BEGIN Entries provided
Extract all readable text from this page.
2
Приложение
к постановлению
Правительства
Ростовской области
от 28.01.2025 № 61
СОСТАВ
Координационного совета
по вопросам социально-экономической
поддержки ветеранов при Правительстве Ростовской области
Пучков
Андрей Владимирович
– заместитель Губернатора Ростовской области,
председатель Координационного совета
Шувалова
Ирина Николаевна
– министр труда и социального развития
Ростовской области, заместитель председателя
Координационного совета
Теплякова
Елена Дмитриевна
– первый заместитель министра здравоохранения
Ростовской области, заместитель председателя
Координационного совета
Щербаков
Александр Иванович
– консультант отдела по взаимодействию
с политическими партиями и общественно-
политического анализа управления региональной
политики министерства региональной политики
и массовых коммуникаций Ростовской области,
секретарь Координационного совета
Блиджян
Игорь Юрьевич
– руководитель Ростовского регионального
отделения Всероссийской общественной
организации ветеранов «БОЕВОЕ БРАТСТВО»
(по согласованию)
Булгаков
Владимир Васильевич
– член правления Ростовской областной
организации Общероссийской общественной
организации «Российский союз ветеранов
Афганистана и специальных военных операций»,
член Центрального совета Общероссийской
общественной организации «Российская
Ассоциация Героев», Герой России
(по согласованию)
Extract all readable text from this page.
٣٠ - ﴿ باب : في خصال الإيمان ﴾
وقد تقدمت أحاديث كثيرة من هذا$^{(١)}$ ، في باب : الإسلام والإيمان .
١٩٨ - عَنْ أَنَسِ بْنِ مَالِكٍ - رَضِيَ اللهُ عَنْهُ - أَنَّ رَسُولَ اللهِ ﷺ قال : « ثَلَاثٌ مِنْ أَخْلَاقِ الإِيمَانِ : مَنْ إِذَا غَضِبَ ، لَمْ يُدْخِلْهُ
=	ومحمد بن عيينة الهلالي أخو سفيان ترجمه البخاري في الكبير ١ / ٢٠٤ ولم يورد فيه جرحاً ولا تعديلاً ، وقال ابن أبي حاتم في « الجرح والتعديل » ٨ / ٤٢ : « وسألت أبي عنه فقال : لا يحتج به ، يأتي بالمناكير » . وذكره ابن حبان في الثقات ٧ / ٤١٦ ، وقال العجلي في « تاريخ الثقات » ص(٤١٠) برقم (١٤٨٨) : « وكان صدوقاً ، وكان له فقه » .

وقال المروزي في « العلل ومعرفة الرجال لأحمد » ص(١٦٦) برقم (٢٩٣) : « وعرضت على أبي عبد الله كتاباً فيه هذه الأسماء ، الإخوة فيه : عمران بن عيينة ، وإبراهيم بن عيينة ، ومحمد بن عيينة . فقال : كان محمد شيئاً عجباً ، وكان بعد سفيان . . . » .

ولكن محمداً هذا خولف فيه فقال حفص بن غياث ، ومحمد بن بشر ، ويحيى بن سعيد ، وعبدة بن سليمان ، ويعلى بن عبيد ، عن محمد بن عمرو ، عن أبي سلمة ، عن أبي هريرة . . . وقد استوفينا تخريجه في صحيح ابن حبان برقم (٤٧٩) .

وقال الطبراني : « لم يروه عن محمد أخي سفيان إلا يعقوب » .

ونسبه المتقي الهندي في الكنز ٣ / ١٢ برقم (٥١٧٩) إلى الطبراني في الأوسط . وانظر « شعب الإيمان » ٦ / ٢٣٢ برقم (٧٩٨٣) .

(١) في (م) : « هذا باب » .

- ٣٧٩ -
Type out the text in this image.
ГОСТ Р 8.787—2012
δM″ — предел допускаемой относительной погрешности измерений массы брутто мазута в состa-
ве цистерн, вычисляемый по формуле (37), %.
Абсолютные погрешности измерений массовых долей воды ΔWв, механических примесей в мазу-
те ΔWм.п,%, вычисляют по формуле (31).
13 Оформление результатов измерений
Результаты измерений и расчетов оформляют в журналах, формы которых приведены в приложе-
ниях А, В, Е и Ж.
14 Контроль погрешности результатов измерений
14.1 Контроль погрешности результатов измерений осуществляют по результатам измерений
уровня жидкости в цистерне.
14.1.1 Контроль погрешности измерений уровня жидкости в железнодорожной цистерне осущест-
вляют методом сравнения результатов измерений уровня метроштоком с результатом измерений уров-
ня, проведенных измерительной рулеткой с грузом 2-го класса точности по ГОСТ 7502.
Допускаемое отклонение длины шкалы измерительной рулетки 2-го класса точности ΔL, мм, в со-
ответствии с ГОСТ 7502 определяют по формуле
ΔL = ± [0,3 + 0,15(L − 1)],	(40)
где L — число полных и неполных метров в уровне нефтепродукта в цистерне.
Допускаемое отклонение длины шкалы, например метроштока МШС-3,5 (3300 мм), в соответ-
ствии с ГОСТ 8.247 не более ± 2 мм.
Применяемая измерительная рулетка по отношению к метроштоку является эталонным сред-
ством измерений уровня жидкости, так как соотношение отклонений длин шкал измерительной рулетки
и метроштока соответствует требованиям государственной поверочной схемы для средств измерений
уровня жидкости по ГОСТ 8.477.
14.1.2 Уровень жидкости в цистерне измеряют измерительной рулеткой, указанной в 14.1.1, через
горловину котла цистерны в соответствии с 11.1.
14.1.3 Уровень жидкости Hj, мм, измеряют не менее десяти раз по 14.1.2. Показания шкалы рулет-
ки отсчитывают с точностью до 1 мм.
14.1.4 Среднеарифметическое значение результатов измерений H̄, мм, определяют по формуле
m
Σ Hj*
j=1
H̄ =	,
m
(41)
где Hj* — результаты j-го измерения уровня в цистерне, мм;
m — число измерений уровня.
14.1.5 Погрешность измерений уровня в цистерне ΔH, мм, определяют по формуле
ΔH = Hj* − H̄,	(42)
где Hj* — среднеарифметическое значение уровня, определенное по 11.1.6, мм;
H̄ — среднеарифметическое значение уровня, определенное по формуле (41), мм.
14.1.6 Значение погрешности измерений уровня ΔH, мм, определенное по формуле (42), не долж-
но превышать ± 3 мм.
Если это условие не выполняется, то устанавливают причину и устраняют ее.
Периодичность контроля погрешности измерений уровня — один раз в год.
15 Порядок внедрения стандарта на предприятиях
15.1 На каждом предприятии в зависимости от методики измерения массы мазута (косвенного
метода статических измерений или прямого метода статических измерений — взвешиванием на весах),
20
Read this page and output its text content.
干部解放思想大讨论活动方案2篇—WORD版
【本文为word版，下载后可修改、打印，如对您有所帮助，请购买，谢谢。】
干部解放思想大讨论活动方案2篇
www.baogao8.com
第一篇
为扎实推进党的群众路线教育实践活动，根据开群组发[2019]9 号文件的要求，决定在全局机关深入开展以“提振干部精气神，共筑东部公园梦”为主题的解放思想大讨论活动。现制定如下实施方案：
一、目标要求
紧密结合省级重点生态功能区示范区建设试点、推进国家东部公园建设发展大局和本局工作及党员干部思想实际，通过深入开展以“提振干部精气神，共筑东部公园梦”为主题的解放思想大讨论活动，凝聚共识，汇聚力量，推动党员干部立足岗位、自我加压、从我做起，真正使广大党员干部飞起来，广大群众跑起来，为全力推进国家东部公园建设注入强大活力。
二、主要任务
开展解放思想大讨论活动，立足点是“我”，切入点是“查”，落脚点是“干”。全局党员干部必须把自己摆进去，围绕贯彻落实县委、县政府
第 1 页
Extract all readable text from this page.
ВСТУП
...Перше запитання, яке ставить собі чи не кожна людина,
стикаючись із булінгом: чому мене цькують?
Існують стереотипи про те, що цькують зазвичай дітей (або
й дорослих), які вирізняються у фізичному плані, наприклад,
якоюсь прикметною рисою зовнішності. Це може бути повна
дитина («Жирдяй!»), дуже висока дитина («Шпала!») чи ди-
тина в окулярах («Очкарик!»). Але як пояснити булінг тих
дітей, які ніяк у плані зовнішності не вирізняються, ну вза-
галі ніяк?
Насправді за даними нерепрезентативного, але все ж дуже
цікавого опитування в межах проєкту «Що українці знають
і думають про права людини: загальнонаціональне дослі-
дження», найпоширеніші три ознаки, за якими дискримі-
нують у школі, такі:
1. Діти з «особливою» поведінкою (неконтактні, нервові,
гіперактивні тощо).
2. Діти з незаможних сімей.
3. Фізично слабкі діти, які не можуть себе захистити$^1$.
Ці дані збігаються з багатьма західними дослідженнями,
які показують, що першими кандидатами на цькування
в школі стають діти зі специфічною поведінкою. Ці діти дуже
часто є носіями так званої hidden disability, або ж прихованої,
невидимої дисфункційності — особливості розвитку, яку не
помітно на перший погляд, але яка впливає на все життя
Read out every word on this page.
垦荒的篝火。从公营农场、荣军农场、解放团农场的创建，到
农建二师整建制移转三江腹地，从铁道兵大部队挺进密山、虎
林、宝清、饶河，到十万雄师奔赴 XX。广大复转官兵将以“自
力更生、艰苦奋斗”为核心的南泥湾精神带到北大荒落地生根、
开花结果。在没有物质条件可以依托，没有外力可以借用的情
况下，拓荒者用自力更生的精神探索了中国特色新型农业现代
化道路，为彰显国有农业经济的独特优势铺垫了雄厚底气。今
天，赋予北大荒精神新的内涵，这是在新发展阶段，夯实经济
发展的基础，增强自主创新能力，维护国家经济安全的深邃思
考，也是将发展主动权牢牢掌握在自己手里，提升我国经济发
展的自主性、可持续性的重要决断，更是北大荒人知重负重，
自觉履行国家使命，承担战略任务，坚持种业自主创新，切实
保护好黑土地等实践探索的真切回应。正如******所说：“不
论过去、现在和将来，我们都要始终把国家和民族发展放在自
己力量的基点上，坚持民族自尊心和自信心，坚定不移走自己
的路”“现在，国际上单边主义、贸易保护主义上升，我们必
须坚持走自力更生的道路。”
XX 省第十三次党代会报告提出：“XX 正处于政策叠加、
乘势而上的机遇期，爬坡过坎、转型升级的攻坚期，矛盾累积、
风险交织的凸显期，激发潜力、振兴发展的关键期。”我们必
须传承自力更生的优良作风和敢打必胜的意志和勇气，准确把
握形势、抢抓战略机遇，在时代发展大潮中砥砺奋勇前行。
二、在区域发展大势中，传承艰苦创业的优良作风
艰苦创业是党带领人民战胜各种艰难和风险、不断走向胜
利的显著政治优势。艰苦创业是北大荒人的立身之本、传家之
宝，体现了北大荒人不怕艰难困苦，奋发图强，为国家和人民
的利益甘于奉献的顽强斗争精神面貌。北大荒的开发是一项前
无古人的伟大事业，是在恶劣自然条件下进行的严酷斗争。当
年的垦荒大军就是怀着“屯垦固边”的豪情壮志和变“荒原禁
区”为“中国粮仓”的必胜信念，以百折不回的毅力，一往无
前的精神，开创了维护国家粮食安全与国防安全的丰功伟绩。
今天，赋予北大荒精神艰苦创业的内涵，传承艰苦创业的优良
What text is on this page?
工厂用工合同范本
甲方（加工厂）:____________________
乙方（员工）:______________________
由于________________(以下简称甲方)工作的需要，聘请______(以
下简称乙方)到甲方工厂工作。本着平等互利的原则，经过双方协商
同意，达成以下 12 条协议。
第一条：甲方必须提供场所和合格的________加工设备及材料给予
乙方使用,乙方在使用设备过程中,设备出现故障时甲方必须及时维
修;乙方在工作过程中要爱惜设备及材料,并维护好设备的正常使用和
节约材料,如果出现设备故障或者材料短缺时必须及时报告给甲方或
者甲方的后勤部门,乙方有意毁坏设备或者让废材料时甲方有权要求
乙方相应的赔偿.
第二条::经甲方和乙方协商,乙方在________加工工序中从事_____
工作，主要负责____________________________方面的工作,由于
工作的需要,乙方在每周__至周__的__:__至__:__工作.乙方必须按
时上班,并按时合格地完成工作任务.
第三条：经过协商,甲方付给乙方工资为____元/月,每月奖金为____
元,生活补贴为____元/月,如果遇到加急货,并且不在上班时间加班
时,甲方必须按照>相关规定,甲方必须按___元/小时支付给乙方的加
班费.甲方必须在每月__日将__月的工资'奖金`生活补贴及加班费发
END Entries provided
What the exercise asks: Out of the preceding entries, pull every line containing the string "измеряют".

The result:
14.1.2 Уровень жидкости в цистерне измеряют измерительной рулеткой, указанной в 14.1.1, через
14.1.3 Уровень жидкости Hj, мм, измеряют не менее десяти раз по 14.1.2. Показания шкалы рулет-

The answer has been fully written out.